• **Description of the task**:
Collect each line containing "określonym".
-- START Data in this exercise --
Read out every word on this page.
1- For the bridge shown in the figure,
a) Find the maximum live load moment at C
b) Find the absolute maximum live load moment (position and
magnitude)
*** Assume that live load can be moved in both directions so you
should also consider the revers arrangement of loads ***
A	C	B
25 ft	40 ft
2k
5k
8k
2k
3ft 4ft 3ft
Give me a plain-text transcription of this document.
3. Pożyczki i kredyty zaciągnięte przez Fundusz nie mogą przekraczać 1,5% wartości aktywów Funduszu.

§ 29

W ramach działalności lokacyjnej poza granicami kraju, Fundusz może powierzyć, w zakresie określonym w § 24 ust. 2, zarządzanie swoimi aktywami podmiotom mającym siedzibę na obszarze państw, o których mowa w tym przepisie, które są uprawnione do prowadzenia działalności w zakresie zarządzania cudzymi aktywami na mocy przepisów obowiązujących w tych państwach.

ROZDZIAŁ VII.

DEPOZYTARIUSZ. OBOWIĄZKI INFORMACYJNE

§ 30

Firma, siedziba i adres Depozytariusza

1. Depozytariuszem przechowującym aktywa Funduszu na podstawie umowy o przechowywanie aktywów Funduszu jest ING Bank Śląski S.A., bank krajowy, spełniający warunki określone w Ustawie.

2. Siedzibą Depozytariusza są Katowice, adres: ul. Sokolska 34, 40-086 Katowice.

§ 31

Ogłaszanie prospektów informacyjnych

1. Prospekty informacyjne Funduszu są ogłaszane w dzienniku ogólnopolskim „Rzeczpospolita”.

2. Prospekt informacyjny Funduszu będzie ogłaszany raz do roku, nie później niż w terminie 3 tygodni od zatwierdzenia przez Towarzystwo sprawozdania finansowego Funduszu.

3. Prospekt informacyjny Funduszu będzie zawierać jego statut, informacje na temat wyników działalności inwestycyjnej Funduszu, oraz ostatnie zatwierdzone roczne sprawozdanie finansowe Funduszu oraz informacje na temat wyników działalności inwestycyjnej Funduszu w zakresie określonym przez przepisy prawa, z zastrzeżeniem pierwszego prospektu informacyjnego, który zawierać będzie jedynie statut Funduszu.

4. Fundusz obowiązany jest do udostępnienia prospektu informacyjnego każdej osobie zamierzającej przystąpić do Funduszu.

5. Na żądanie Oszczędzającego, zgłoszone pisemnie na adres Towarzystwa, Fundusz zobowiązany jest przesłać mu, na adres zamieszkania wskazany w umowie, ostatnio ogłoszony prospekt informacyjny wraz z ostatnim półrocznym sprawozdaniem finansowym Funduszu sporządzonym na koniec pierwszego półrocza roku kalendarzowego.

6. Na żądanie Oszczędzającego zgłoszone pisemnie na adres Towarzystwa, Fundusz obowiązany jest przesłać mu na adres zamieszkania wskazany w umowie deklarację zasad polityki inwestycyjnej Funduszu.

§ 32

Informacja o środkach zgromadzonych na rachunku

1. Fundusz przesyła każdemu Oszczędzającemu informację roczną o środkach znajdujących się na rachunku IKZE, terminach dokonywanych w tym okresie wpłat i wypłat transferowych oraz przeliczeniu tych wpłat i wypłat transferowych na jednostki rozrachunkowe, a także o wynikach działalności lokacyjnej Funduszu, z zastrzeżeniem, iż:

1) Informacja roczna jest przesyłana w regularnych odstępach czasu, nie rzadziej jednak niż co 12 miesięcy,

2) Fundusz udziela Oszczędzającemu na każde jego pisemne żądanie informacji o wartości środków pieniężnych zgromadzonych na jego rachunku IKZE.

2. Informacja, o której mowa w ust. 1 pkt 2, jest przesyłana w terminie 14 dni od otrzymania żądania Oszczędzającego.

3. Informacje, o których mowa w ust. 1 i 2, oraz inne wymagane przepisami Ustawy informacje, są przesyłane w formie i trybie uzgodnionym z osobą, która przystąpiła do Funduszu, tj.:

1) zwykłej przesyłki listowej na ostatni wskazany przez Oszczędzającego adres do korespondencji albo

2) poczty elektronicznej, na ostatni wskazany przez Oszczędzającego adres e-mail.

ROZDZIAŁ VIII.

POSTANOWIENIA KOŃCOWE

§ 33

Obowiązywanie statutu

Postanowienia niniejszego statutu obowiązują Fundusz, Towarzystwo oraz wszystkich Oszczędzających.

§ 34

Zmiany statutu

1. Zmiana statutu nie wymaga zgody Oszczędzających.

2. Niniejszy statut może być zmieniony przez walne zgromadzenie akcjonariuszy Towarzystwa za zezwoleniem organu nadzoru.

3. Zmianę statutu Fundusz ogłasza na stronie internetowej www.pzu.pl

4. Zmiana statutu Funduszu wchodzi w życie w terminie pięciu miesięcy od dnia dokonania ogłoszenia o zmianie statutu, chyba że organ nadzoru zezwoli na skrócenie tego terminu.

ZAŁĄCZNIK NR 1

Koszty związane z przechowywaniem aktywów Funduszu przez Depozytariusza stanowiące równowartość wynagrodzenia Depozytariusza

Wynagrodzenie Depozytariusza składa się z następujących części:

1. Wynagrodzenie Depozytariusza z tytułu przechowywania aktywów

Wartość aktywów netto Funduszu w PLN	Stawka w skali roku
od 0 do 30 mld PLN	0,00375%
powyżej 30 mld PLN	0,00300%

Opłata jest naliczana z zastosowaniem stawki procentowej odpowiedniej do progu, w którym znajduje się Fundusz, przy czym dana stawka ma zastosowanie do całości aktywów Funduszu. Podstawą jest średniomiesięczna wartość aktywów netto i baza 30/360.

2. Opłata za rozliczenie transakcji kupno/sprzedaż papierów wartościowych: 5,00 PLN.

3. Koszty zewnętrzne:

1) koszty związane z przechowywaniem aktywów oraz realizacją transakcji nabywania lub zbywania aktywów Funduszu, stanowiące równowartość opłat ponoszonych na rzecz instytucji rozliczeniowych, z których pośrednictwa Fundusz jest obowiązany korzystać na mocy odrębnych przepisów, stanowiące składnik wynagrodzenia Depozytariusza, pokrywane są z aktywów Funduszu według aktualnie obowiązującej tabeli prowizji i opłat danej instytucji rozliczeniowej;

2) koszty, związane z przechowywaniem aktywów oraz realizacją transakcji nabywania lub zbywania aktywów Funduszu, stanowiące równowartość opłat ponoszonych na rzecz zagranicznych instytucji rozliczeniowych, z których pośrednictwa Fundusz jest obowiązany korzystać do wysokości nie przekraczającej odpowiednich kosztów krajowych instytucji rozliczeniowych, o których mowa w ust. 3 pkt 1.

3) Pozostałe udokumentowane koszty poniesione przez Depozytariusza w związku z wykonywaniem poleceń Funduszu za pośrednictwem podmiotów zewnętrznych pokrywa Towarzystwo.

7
-- END Data in this exercise --
• **Completed exercise**:
W ramach działalności lokacyjnej poza granicami kraju, Fundusz może powierzyć, w zakresie określonym w § 24 ust. 2, zarządzanie swoimi aktywami podmiotom mającym siedzibę na obszarze państw, o których mowa w tym przepisie, które są uprawnione do prowadzenia działalności w zakresie zarządzania cudzymi aktywami na mocy przepisów obowiązujących w tych państwach.
3. Prospekt informacyjny Funduszu będzie zawierać jego statut, informacje na temat wyników działalności inwestycyjnej Funduszu, oraz ostatnie zatwierdzone roczne sprawozdanie finansowe Funduszu oraz informacje na temat wyników działalności inwestycyjnej Funduszu w zakresie określonym przez przepisy prawa, z zastrzeżeniem pierwszego prospektu informacyjnego, który zawierać będzie jedynie statut Funduszu.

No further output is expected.